_The request_
Copy the records that follow exactly as written, but not their pictures.

_Given entries_
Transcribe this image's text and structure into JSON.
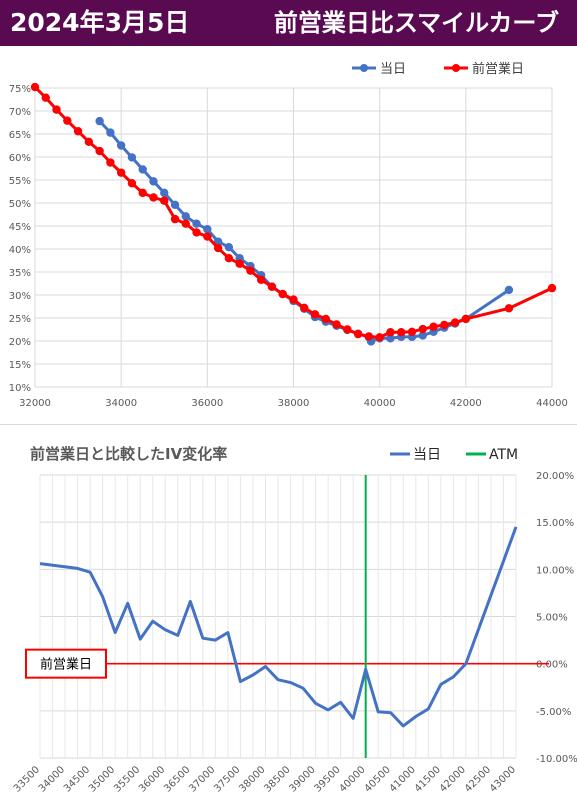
{
  "header": {
    "date": "2024年3月5日",
    "title": "前営業日比スマイルカーブ",
    "bg_color": "#5a0a50"
  },
  "chart_data": [
    {
      "type": "line",
      "xlim": [
        32000,
        44000
      ],
      "ylim": [
        10,
        75
      ],
      "x_ticks": [
        32000,
        34000,
        36000,
        38000,
        40000,
        42000,
        44000
      ],
      "y_ticks": [
        10,
        15,
        20,
        25,
        30,
        35,
        40,
        45,
        50,
        55,
        60,
        65,
        70,
        75
      ],
      "y_tick_suffix": "%",
      "grid": true,
      "legend": "top-right",
      "series": [
        {
          "name": "当日",
          "color": "#4472c4",
          "points": [
            [
              33500,
              67.8
            ],
            [
              33750,
              65.3
            ],
            [
              34000,
              62.5
            ],
            [
              34250,
              59.9
            ],
            [
              34500,
              57.3
            ],
            [
              34750,
              54.7
            ],
            [
              35000,
              52.2
            ],
            [
              35250,
              49.6
            ],
            [
              35500,
              47.1
            ],
            [
              35750,
              45.5
            ],
            [
              36000,
              44.3
            ],
            [
              36250,
              41.6
            ],
            [
              36500,
              40.4
            ],
            [
              36750,
              38.0
            ],
            [
              37000,
              36.3
            ],
            [
              37250,
              34.3
            ],
            [
              37500,
              31.8
            ],
            [
              37750,
              30.2
            ],
            [
              38000,
              28.7
            ],
            [
              38250,
              27.0
            ],
            [
              38500,
              25.2
            ],
            [
              38750,
              24.2
            ],
            [
              39000,
              23.3
            ],
            [
              39250,
              22.4
            ],
            [
              39500,
              21.6
            ],
            [
              39750,
              20.8
            ],
            [
              39800,
              19.9
            ],
            [
              40000,
              20.6
            ],
            [
              40250,
              20.6
            ],
            [
              40500,
              20.9
            ],
            [
              40750,
              20.9
            ],
            [
              41000,
              21.2
            ],
            [
              41250,
              22.0
            ],
            [
              41500,
              22.9
            ],
            [
              41750,
              23.8
            ],
            [
              42000,
              24.8
            ],
            [
              43000,
              31.1
            ]
          ]
        },
        {
          "name": "前営業日",
          "color": "#ff0000",
          "points": [
            [
              32000,
              75.2
            ],
            [
              32250,
              72.9
            ],
            [
              32500,
              70.3
            ],
            [
              32750,
              67.9
            ],
            [
              33000,
              65.6
            ],
            [
              33250,
              63.3
            ],
            [
              33500,
              61.3
            ],
            [
              33750,
              58.8
            ],
            [
              34000,
              56.6
            ],
            [
              34250,
              54.3
            ],
            [
              34500,
              52.2
            ],
            [
              34750,
              51.2
            ],
            [
              35000,
              50.5
            ],
            [
              35250,
              46.5
            ],
            [
              35500,
              45.5
            ],
            [
              35750,
              43.6
            ],
            [
              36000,
              42.7
            ],
            [
              36250,
              40.2
            ],
            [
              36500,
              38.0
            ],
            [
              36750,
              36.8
            ],
            [
              37000,
              35.3
            ],
            [
              37250,
              33.3
            ],
            [
              37500,
              31.8
            ],
            [
              37750,
              30.2
            ],
            [
              38000,
              29.0
            ],
            [
              38250,
              27.2
            ],
            [
              38500,
              25.8
            ],
            [
              38750,
              24.8
            ],
            [
              39000,
              23.6
            ],
            [
              39250,
              22.5
            ],
            [
              39500,
              21.5
            ],
            [
              39750,
              21.0
            ],
            [
              40000,
              20.8
            ],
            [
              40250,
              21.9
            ],
            [
              40500,
              21.9
            ],
            [
              40750,
              22.0
            ],
            [
              41000,
              22.6
            ],
            [
              41250,
              23.1
            ],
            [
              41500,
              23.5
            ],
            [
              41750,
              24.0
            ],
            [
              42000,
              24.8
            ],
            [
              43000,
              27.1
            ],
            [
              44000,
              31.5
            ]
          ]
        }
      ]
    },
    {
      "type": "line",
      "title": "前営業日と比較したIV変化率",
      "categories": [
        "33500",
        "34000",
        "34500",
        "35000",
        "35500",
        "36000",
        "36500",
        "37000",
        "37500",
        "38000",
        "38500",
        "39000",
        "39500",
        "40000",
        "40500",
        "41000",
        "41500",
        "42000",
        "42500",
        "43000"
      ],
      "xlim": [
        33500,
        43000
      ],
      "ylim": [
        -10,
        20
      ],
      "y_ticks": [
        -10,
        -5,
        0,
        5,
        10,
        15,
        20
      ],
      "y_tick_labels": [
        "-10.00%",
        "-5.00%",
        "0.00%",
        "5.00%",
        "10.00%",
        "15.00%",
        "20.00%"
      ],
      "grid": true,
      "legend": "top-right",
      "zero_line_label": "前営業日",
      "zero_line_color": "#ff0000",
      "series": [
        {
          "name": "当日",
          "color": "#4472c4",
          "points": [
            [
              33500,
              10.6
            ],
            [
              34250,
              10.1
            ],
            [
              34500,
              9.7
            ],
            [
              34750,
              7.1
            ],
            [
              35000,
              3.3
            ],
            [
              35250,
              6.4
            ],
            [
              35500,
              2.6
            ],
            [
              35750,
              4.5
            ],
            [
              36000,
              3.6
            ],
            [
              36250,
              3.0
            ],
            [
              36500,
              6.6
            ],
            [
              36750,
              2.7
            ],
            [
              37000,
              2.5
            ],
            [
              37250,
              3.3
            ],
            [
              37500,
              -1.9
            ],
            [
              37750,
              -1.2
            ],
            [
              38000,
              -0.3
            ],
            [
              38250,
              -1.7
            ],
            [
              38500,
              -2.0
            ],
            [
              38750,
              -2.6
            ],
            [
              39000,
              -4.2
            ],
            [
              39250,
              -4.9
            ],
            [
              39500,
              -4.1
            ],
            [
              39750,
              -5.8
            ],
            [
              40000,
              -0.6
            ],
            [
              40250,
              -5.1
            ],
            [
              40500,
              -5.2
            ],
            [
              40750,
              -6.6
            ],
            [
              41000,
              -5.6
            ],
            [
              41250,
              -4.8
            ],
            [
              41500,
              -2.2
            ],
            [
              41750,
              -1.4
            ],
            [
              42000,
              0.0
            ],
            [
              43000,
              14.5
            ]
          ]
        },
        {
          "name": "ATM",
          "color": "#00b050",
          "x": 40000
        }
      ]
    }
  ]
}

_Exercise output_
Transcribe this image's text and structure into JSON.
{
  "header": {
    "date": "2024年3月5日",
    "title": "前営業日比スマイルカーブ",
    "bg_color": "#5a0a50"
  },
  "chart_data": [
    {
      "type": "line",
      "xlim": [
        32000,
        44000
      ],
      "ylim": [
        10,
        75
      ],
      "x_ticks": [
        32000,
        34000,
        36000,
        38000,
        40000,
        42000,
        44000
      ],
      "y_ticks": [
        10,
        15,
        20,
        25,
        30,
        35,
        40,
        45,
        50,
        55,
        60,
        65,
        70,
        75
      ],
      "y_tick_suffix": "%",
      "grid": true,
      "legend": "top-right",
      "series": [
        {
          "name": "当日",
          "color": "#4472c4",
          "points": [
            [
              33500,
              67.8
            ],
            [
              33750,
              65.3
            ],
            [
              34000,
              62.5
            ],
            [
              34250,
              59.9
            ],
            [
              34500,
              57.3
            ],
            [
              34750,
              54.7
            ],
            [
              35000,
              52.2
            ],
            [
              35250,
              49.6
            ],
            [
              35500,
              47.1
            ],
            [
              35750,
              45.5
            ],
            [
              36000,
              44.3
            ],
            [
              36250,
              41.6
            ],
            [
              36500,
              40.4
            ],
            [
              36750,
              38.0
            ],
            [
              37000,
              36.3
            ],
            [
              37250,
              34.3
            ],
            [
              37500,
              31.8
            ],
            [
              37750,
              30.2
            ],
            [
              38000,
              28.7
            ],
            [
              38250,
              27.0
            ],
            [
              38500,
              25.2
            ],
            [
              38750,
              24.2
            ],
            [
              39000,
              23.3
            ],
            [
              39250,
              22.4
            ],
            [
              39500,
              21.6
            ],
            [
              39750,
              20.8
            ],
            [
              39800,
              19.9
            ],
            [
              40000,
              20.6
            ],
            [
              40250,
              20.6
            ],
            [
              40500,
              20.9
            ],
            [
              40750,
              20.9
            ],
            [
              41000,
              21.2
            ],
            [
              41250,
              22.0
            ],
            [
              41500,
              22.9
            ],
            [
              41750,
              23.8
            ],
            [
              42000,
              24.8
            ],
            [
              43000,
              31.1
            ]
          ]
        },
        {
          "name": "前営業日",
          "color": "#ff0000",
          "points": [
            [
              32000,
              75.2
            ],
            [
              32250,
              72.9
            ],
            [
              32500,
              70.3
            ],
            [
              32750,
              67.9
            ],
            [
              33000,
              65.6
            ],
            [
              33250,
              63.3
            ],
            [
              33500,
              61.3
            ],
            [
              33750,
              58.8
            ],
            [
              34000,
              56.6
            ],
            [
              34250,
              54.3
            ],
            [
              34500,
              52.2
            ],
            [
              34750,
              51.2
            ],
            [
              35000,
              50.5
            ],
            [
              35250,
              46.5
            ],
            [
              35500,
              45.5
            ],
            [
              35750,
              43.6
            ],
            [
              36000,
              42.7
            ],
            [
              36250,
              40.2
            ],
            [
              36500,
              38.0
            ],
            [
              36750,
              36.8
            ],
            [
              37000,
              35.3
            ],
            [
              37250,
              33.3
            ],
            [
              37500,
              31.8
            ],
            [
              37750,
              30.2
            ],
            [
              38000,
              29.0
            ],
            [
              38250,
              27.2
            ],
            [
              38500,
              25.8
            ],
            [
              38750,
              24.8
            ],
            [
              39000,
              23.6
            ],
            [
              39250,
              22.5
            ],
            [
              39500,
              21.5
            ],
            [
              39750,
              21.0
            ],
            [
              40000,
              20.8
            ],
            [
              40250,
              21.9
            ],
            [
              40500,
              21.9
            ],
            [
              40750,
              22.0
            ],
            [
              41000,
              22.6
            ],
            [
              41250,
              23.1
            ],
            [
              41500,
              23.5
            ],
            [
              41750,
              24.0
            ],
            [
              42000,
              24.8
            ],
            [
              43000,
              27.1
            ],
            [
              44000,
              31.5
            ]
          ]
        }
      ]
    },
    {
      "type": "line",
      "title": "前営業日と比較したIV変化率",
      "categories": [
        "33500",
        "34000",
        "34500",
        "35000",
        "35500",
        "36000",
        "36500",
        "37000",
        "37500",
        "38000",
        "38500",
        "39000",
        "39500",
        "40000",
        "40500",
        "41000",
        "41500",
        "42000",
        "42500",
        "43000"
      ],
      "xlim": [
        33500,
        43000
      ],
      "ylim": [
        -10,
        20
      ],
      "y_ticks": [
        -10,
        -5,
        0,
        5,
        10,
        15,
        20
      ],
      "y_tick_labels": [
        "-10.00%",
        "-5.00%",
        "0.00%",
        "5.00%",
        "10.00%",
        "15.00%",
        "20.00%"
      ],
      "grid": true,
      "legend": "top-right",
      "zero_line_label": "前営業日",
      "zero_line_color": "#ff0000",
      "series": [
        {
          "name": "当日",
          "color": "#4472c4",
          "points": [
            [
              33500,
              10.6
            ],
            [
              34250,
              10.1
            ],
            [
              34500,
              9.7
            ],
            [
              34750,
              7.1
            ],
            [
              35000,
              3.3
            ],
            [
              35250,
              6.4
            ],
            [
              35500,
              2.6
            ],
            [
              35750,
              4.5
            ],
            [
              36000,
              3.6
            ],
            [
              36250,
              3.0
            ],
            [
              36500,
              6.6
            ],
            [
              36750,
              2.7
            ],
            [
              37000,
              2.5
            ],
            [
              37250,
              3.3
            ],
            [
              37500,
              -1.9
            ],
            [
              37750,
              -1.2
            ],
            [
              38000,
              -0.3
            ],
            [
              38250,
              -1.7
            ],
            [
              38500,
              -2.0
            ],
            [
              38750,
              -2.6
            ],
            [
              39000,
              -4.2
            ],
            [
              39250,
              -4.9
            ],
            [
              39500,
              -4.1
            ],
            [
              39750,
              -5.8
            ],
            [
              40000,
              -0.6
            ],
            [
              40250,
              -5.1
            ],
            [
              40500,
              -5.2
            ],
            [
              40750,
              -6.6
            ],
            [
              41000,
              -5.6
            ],
            [
              41250,
              -4.8
            ],
            [
              41500,
              -2.2
            ],
            [
              41750,
              -1.4
            ],
            [
              42000,
              0.0
            ],
            [
              43000,
              14.5
            ]
          ]
        },
        {
          "name": "ATM",
          "color": "#00b050",
          "x": 40000
        }
      ]
    }
  ]
}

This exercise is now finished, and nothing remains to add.